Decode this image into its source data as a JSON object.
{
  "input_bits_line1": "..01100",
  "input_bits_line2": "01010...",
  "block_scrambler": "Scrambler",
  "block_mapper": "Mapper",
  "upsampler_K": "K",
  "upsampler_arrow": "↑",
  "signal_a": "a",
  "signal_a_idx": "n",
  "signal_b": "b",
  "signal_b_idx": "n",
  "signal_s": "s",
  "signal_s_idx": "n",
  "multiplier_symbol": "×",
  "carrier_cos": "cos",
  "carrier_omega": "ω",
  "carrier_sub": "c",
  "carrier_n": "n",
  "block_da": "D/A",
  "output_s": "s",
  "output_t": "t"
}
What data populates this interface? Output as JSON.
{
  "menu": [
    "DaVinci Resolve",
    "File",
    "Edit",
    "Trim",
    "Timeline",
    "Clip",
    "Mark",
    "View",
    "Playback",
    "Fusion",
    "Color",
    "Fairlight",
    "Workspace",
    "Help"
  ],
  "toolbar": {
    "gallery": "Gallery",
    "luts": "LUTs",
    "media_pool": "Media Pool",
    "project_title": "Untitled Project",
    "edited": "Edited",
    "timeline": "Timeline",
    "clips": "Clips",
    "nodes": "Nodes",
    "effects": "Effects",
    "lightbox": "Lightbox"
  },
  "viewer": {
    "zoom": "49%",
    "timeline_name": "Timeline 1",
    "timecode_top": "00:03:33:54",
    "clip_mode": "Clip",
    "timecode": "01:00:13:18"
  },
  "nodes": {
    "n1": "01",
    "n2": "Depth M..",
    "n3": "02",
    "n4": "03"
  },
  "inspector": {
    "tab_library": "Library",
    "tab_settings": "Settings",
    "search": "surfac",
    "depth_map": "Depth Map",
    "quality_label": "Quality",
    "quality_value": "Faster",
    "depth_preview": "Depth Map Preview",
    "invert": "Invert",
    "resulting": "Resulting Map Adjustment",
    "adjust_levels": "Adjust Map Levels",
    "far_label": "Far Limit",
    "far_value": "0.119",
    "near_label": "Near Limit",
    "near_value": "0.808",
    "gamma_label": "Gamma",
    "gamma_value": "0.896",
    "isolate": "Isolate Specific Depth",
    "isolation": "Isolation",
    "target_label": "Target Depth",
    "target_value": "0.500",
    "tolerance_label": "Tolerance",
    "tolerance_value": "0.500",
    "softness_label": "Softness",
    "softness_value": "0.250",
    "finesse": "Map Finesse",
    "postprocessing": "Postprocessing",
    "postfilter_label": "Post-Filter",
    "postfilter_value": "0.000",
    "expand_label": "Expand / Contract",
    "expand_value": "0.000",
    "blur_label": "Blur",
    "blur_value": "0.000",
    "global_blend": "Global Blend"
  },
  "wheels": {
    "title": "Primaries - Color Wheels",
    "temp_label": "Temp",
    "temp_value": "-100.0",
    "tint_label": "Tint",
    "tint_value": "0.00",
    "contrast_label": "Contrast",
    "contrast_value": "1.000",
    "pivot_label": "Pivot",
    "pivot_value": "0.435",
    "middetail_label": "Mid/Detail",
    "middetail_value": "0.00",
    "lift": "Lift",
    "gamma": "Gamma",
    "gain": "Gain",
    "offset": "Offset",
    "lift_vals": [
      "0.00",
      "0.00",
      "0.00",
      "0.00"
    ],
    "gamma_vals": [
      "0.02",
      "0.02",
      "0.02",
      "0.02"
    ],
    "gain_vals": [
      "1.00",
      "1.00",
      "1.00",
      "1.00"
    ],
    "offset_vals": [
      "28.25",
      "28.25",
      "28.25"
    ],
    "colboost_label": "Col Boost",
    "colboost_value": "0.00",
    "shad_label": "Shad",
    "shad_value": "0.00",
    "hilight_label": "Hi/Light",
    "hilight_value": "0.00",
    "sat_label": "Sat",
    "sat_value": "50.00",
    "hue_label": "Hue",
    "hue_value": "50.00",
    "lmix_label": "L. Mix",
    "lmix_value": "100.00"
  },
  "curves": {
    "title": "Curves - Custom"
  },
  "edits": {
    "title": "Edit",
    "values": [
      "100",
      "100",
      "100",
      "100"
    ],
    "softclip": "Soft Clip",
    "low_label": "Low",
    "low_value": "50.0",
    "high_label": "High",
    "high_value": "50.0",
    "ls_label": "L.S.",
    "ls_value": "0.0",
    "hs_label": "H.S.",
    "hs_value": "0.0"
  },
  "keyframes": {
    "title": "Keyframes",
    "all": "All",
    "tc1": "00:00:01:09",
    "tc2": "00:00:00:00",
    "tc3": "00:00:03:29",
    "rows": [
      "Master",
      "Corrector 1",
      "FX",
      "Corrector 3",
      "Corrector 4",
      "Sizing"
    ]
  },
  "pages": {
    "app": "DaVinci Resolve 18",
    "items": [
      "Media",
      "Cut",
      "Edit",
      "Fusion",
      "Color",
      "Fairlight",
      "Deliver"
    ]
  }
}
*****
* _What you will do_
From the records above, extract every entry verbatim.

* _Output of the task_
Decode this image into its source data as a JSON object.
{
  "input_bits_line1": "..01100",
  "input_bits_line2": "01010...",
  "block_scrambler": "Scrambler",
  "block_mapper": "Mapper",
  "upsampler_K": "K",
  "upsampler_arrow": "↑",
  "signal_a": "a",
  "signal_a_idx": "n",
  "signal_b": "b",
  "signal_b_idx": "n",
  "signal_s": "s",
  "signal_s_idx": "n",
  "multiplier_symbol": "×",
  "carrier_cos": "cos",
  "carrier_omega": "ω",
  "carrier_sub": "c",
  "carrier_n": "n",
  "block_da": "D/A",
  "output_s": "s",
  "output_t": "t"
}
What data populates this interface? Output as JSON.
{
  "menu": [
    "DaVinci Resolve",
    "File",
    "Edit",
    "Trim",
    "Timeline",
    "Clip",
    "Mark",
    "View",
    "Playback",
    "Fusion",
    "Color",
    "Fairlight",
    "Workspace",
    "Help"
  ],
  "toolbar": {
    "gallery": "Gallery",
    "luts": "LUTs",
    "media_pool": "Media Pool",
    "project_title": "Untitled Project",
    "edited": "Edited",
    "timeline": "Timeline",
    "clips": "Clips",
    "nodes": "Nodes",
    "effects": "Effects",
    "lightbox": "Lightbox"
  },
  "viewer": {
    "zoom": "49%",
    "timeline_name": "Timeline 1",
    "timecode_top": "00:03:33:54",
    "clip_mode": "Clip",
    "timecode": "01:00:13:18"
  },
  "nodes": {
    "n1": "01",
    "n2": "Depth M..",
    "n3": "02",
    "n4": "03"
  },
  "inspector": {
    "tab_library": "Library",
    "tab_settings": "Settings",
    "search": "surfac",
    "depth_map": "Depth Map",
    "quality_label": "Quality",
    "quality_value": "Faster",
    "depth_preview": "Depth Map Preview",
    "invert": "Invert",
    "resulting": "Resulting Map Adjustment",
    "adjust_levels": "Adjust Map Levels",
    "far_label": "Far Limit",
    "far_value": "0.119",
    "near_label": "Near Limit",
    "near_value": "0.808",
    "gamma_label": "Gamma",
    "gamma_value": "0.896",
    "isolate": "Isolate Specific Depth",
    "isolation": "Isolation",
    "target_label": "Target Depth",
    "target_value": "0.500",
    "tolerance_label": "Tolerance",
    "tolerance_value": "0.500",
    "softness_label": "Softness",
    "softness_value": "0.250",
    "finesse": "Map Finesse",
    "postprocessing": "Postprocessing",
    "postfilter_label": "Post-Filter",
    "postfilter_value": "0.000",
    "expand_label": "Expand / Contract",
    "expand_value": "0.000",
    "blur_label": "Blur",
    "blur_value": "0.000",
    "global_blend": "Global Blend"
  },
  "wheels": {
    "title": "Primaries - Color Wheels",
    "temp_label": "Temp",
    "temp_value": "-100.0",
    "tint_label": "Tint",
    "tint_value": "0.00",
    "contrast_label": "Contrast",
    "contrast_value": "1.000",
    "pivot_label": "Pivot",
    "pivot_value": "0.435",
    "middetail_label": "Mid/Detail",
    "middetail_value": "0.00",
    "lift": "Lift",
    "gamma": "Gamma",
    "gain": "Gain",
    "offset": "Offset",
    "lift_vals": [
      "0.00",
      "0.00",
      "0.00",
      "0.00"
    ],
    "gamma_vals": [
      "0.02",
      "0.02",
      "0.02",
      "0.02"
    ],
    "gain_vals": [
      "1.00",
      "1.00",
      "1.00",
      "1.00"
    ],
    "offset_vals": [
      "28.25",
      "28.25",
      "28.25"
    ],
    "colboost_label": "Col Boost",
    "colboost_value": "0.00",
    "shad_label": "Shad",
    "shad_value": "0.00",
    "hilight_label": "Hi/Light",
    "hilight_value": "0.00",
    "sat_label": "Sat",
    "sat_value": "50.00",
    "hue_label": "Hue",
    "hue_value": "50.00",
    "lmix_label": "L. Mix",
    "lmix_value": "100.00"
  },
  "curves": {
    "title": "Curves - Custom"
  },
  "edits": {
    "title": "Edit",
    "values": [
      "100",
      "100",
      "100",
      "100"
    ],
    "softclip": "Soft Clip",
    "low_label": "Low",
    "low_value": "50.0",
    "high_label": "High",
    "high_value": "50.0",
    "ls_label": "L.S.",
    "ls_value": "0.0",
    "hs_label": "H.S.",
    "hs_value": "0.0"
  },
  "keyframes": {
    "title": "Keyframes",
    "all": "All",
    "tc1": "00:00:01:09",
    "tc2": "00:00:00:00",
    "tc3": "00:00:03:29",
    "rows": [
      "Master",
      "Corrector 1",
      "FX",
      "Corrector 3",
      "Corrector 4",
      "Sizing"
    ]
  },
  "pages": {
    "app": "DaVinci Resolve 18",
    "items": [
      "Media",
      "Cut",
      "Edit",
      "Fusion",
      "Color",
      "Fairlight",
      "Deliver"
    ]
  }
}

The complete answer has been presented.